[Begin]
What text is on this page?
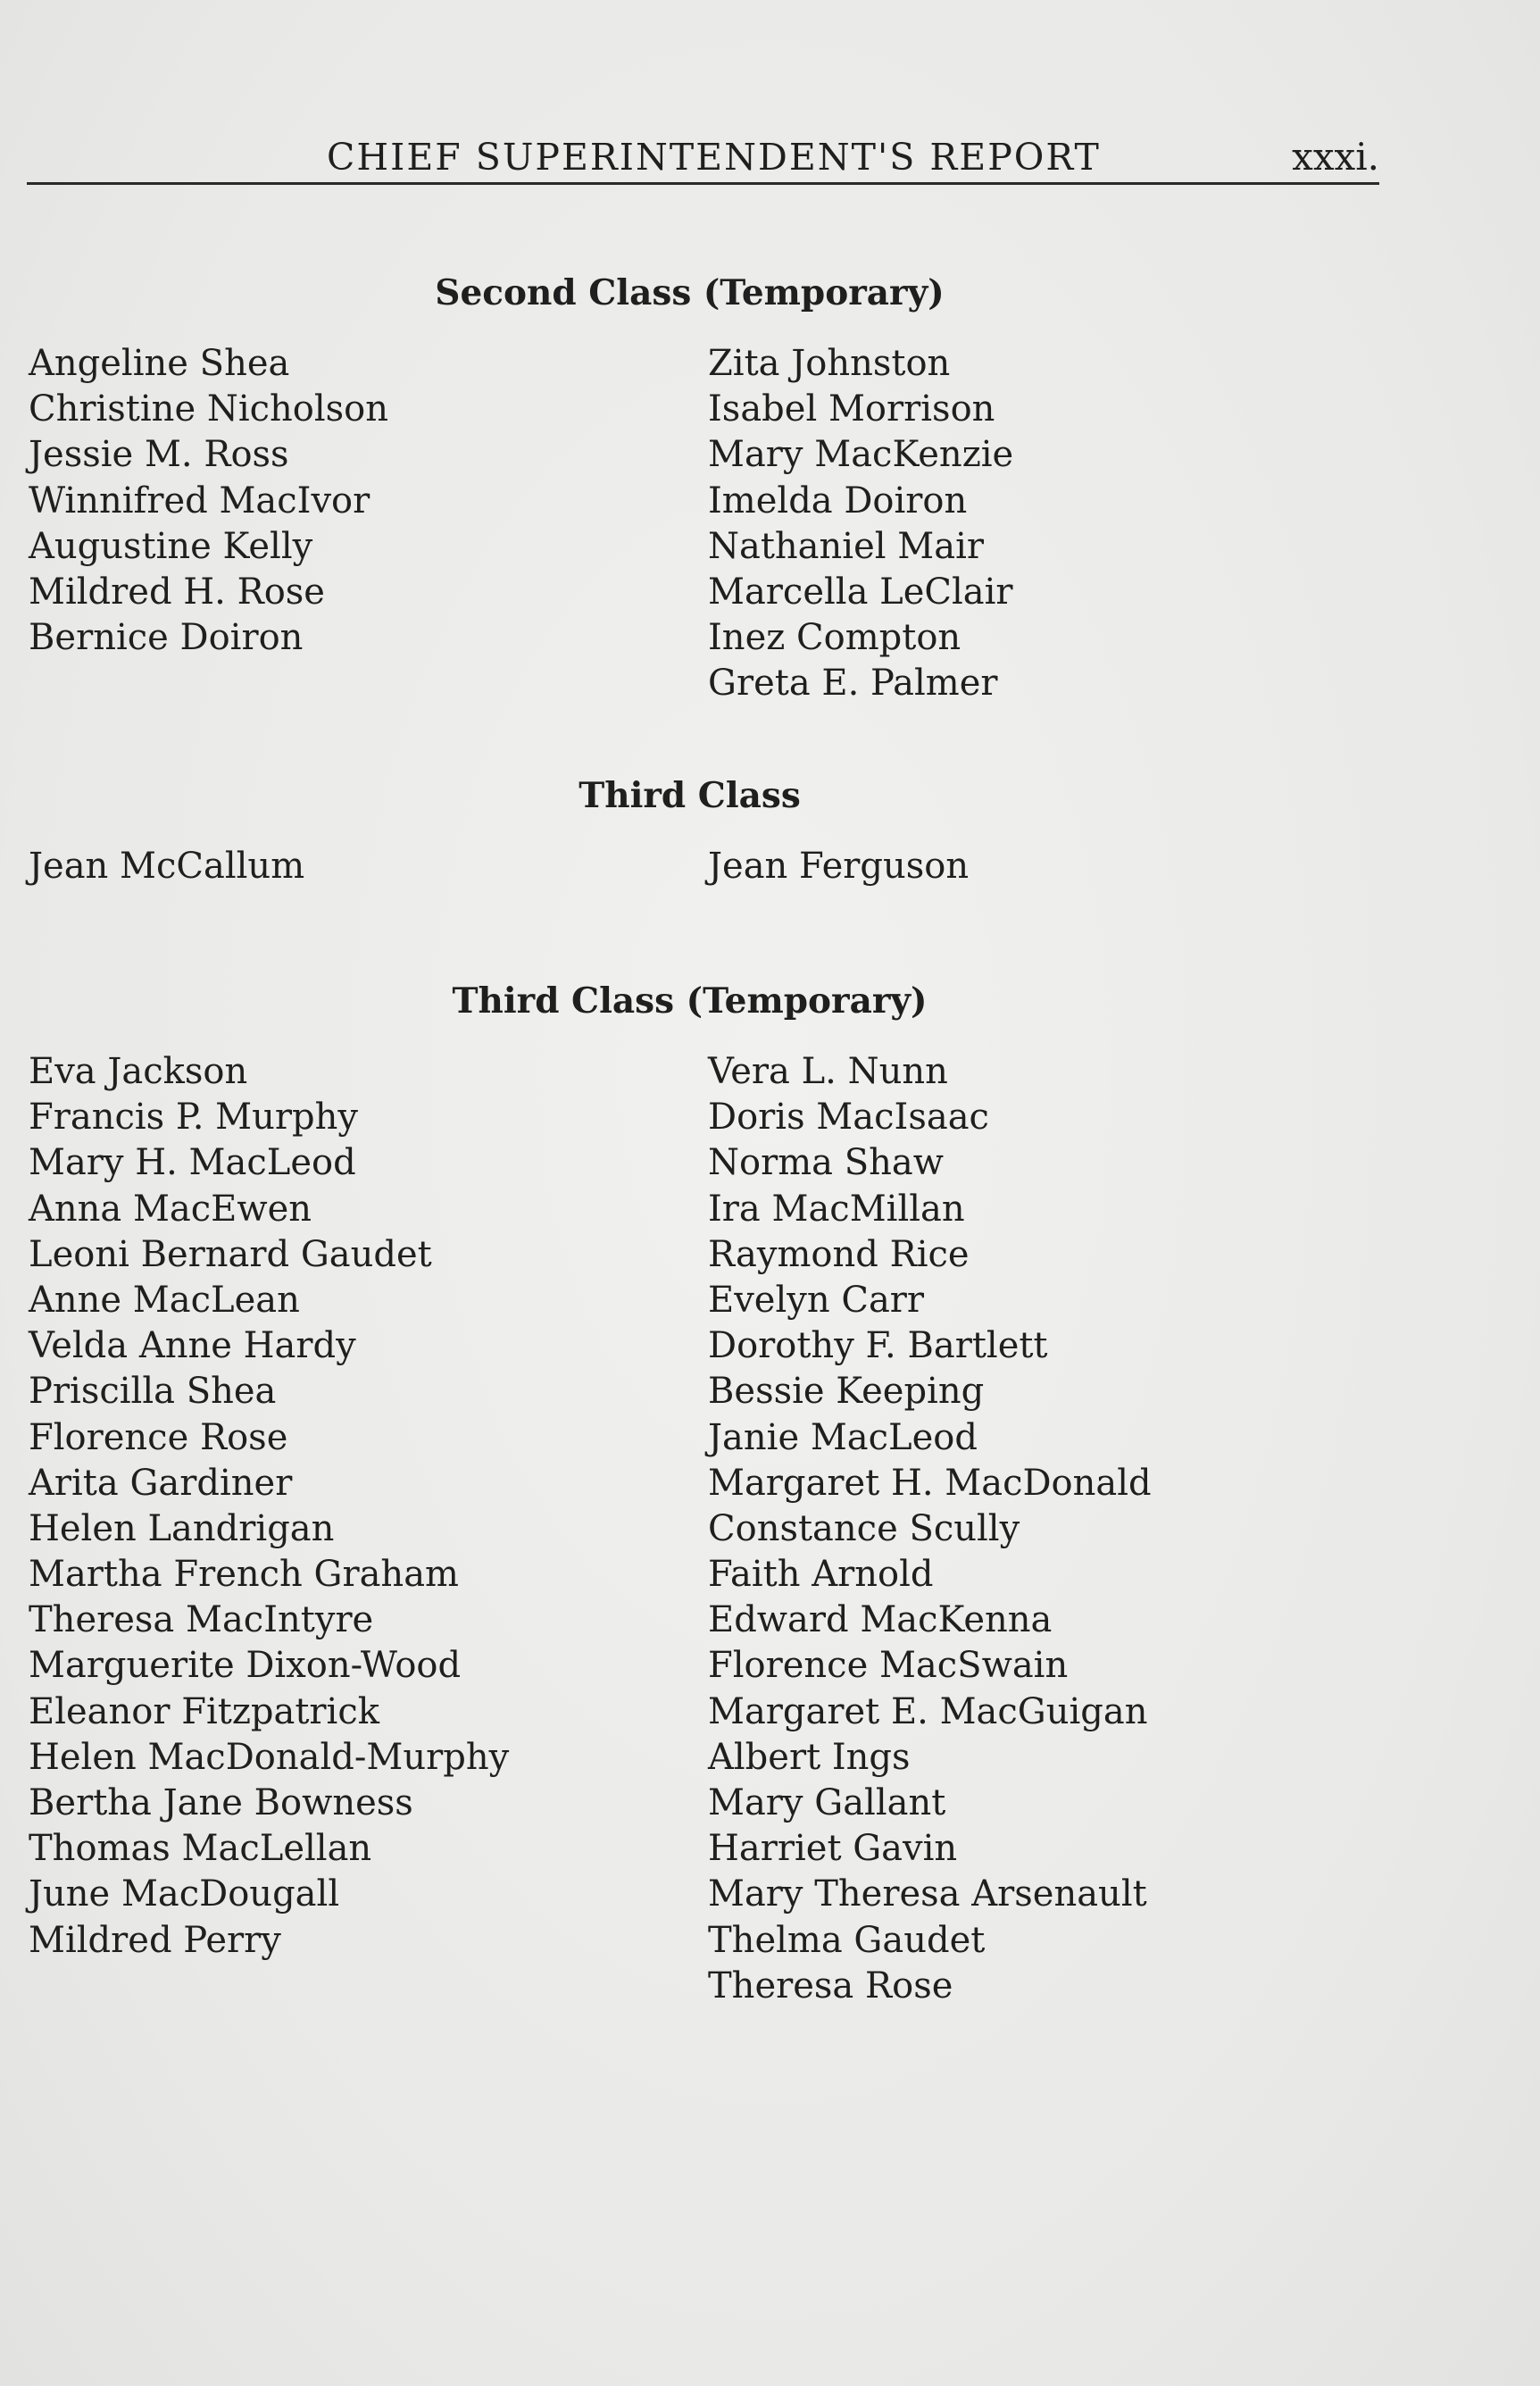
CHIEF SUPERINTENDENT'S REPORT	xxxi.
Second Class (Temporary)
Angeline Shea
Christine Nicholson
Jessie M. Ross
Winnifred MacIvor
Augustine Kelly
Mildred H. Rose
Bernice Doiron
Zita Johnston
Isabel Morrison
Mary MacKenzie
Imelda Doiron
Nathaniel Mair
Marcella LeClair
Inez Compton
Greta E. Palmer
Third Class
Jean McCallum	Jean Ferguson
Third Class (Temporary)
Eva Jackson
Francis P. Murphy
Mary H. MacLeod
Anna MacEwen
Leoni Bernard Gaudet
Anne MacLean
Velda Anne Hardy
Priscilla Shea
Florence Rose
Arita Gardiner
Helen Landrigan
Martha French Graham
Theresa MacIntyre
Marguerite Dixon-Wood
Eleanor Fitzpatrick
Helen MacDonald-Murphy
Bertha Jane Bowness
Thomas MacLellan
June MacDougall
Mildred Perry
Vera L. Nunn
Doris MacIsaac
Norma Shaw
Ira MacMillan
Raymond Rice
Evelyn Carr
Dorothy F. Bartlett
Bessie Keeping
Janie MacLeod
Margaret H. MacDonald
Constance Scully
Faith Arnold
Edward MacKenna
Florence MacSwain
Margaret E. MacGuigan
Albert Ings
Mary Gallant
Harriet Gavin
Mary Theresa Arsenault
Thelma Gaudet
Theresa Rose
[End]
[Begin]
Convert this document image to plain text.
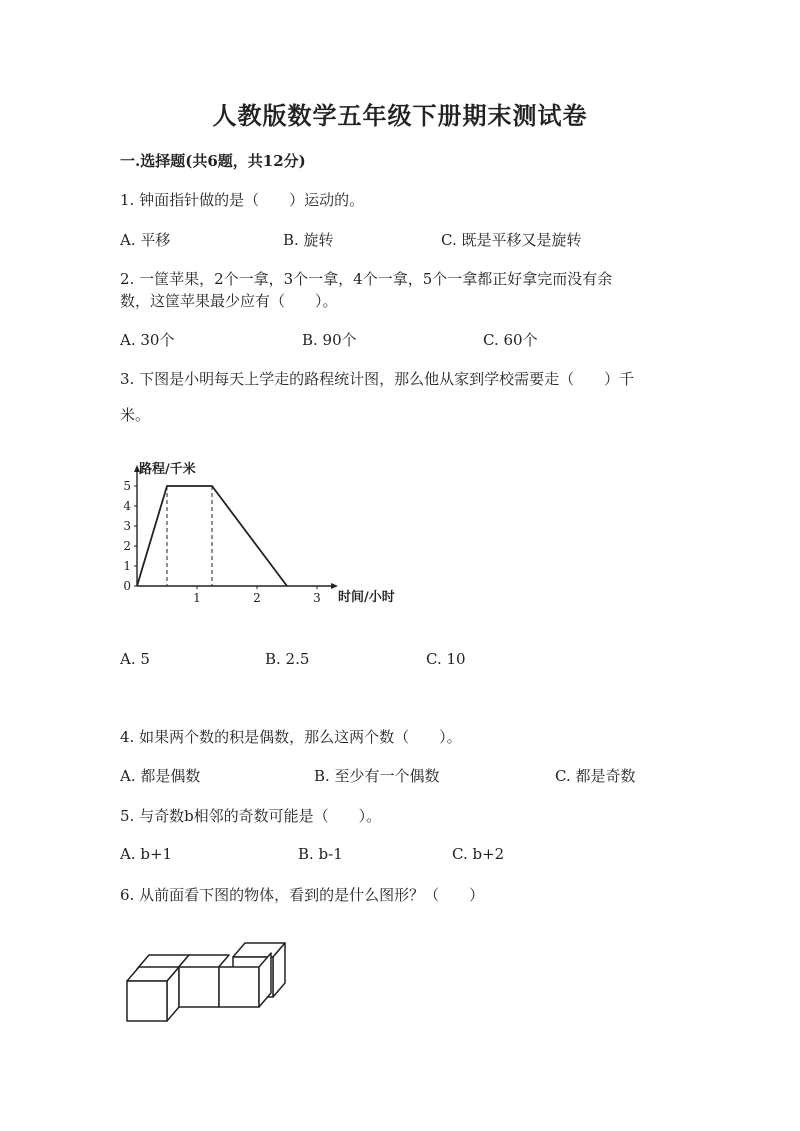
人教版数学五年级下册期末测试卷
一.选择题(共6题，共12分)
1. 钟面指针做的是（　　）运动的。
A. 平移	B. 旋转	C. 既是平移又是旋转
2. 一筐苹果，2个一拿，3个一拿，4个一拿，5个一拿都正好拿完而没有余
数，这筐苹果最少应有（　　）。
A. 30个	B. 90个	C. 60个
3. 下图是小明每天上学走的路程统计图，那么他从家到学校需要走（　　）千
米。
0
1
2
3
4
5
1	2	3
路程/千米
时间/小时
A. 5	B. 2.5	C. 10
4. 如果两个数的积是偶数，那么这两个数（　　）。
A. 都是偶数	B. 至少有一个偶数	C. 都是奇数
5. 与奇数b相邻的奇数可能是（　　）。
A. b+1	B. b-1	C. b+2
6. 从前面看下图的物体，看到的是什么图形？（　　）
[End]
__What is being asked__
Identify lines with the string "Gaudet". Copy each one.

__Full solution__
Leoni Bernard Gaudet
Thelma Gaudet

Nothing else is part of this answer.